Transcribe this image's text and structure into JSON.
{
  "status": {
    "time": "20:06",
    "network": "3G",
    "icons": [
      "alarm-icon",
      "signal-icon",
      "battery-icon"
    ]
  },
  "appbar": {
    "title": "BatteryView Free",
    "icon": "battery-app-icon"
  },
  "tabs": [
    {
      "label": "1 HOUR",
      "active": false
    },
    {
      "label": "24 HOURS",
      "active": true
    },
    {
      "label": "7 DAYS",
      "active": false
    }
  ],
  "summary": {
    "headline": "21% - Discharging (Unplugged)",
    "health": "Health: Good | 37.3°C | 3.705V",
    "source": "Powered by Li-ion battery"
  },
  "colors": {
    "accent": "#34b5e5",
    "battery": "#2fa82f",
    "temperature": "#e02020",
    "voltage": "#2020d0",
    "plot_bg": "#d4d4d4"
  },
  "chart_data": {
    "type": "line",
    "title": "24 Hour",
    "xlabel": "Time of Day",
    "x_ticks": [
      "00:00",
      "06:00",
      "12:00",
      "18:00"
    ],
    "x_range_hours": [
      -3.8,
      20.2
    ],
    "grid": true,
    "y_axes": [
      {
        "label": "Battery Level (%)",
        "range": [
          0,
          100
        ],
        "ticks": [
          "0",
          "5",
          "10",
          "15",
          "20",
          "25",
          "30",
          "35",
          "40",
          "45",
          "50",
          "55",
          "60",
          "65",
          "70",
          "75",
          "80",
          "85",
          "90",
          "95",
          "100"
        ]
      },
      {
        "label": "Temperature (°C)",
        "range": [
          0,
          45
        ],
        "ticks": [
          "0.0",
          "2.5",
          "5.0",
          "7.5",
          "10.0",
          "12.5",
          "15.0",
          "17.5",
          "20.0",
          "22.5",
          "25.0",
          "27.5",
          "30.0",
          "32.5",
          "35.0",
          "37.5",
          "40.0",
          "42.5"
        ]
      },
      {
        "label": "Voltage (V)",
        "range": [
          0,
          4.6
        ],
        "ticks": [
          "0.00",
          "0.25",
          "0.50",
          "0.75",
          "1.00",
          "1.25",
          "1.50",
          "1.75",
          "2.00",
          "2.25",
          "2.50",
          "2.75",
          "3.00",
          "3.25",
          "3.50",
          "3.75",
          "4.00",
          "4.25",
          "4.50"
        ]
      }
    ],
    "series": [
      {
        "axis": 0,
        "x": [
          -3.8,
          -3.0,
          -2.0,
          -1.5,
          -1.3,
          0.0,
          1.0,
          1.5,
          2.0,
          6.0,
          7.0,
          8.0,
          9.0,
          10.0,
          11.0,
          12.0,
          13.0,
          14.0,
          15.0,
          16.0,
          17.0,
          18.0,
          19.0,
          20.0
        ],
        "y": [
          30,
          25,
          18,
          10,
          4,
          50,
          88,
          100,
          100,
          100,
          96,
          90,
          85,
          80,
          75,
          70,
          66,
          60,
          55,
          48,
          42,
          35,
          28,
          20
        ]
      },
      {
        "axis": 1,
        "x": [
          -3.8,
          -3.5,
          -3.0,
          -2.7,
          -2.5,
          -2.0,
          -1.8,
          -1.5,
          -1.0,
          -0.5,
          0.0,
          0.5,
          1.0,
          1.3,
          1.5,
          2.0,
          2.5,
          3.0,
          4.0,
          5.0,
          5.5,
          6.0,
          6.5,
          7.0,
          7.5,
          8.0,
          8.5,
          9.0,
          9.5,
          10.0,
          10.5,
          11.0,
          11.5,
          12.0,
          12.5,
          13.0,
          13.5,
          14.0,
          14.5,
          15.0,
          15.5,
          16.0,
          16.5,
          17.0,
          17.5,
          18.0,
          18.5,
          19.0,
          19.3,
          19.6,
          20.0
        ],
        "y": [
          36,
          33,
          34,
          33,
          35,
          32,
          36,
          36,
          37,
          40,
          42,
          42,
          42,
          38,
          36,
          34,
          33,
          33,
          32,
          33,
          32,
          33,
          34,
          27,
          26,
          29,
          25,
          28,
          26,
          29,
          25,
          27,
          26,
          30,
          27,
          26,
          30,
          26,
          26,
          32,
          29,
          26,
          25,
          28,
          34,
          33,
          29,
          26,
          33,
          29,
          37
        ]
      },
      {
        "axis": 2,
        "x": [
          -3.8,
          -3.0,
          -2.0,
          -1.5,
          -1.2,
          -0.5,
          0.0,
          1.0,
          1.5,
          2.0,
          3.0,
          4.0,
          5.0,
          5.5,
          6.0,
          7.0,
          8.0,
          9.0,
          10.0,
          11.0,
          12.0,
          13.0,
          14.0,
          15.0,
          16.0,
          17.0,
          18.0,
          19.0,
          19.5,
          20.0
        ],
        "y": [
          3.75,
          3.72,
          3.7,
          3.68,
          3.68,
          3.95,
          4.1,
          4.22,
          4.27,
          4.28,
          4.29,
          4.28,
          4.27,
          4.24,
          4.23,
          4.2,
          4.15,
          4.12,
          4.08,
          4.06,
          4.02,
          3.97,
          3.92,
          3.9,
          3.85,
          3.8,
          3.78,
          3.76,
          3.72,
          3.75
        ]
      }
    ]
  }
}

=-=-=-=-=

WRITTEN INSTRUCTION ▸
What is the number of lines in the data that hold the string "title"? Answer with the number only.

THE SOLUTION ▸
2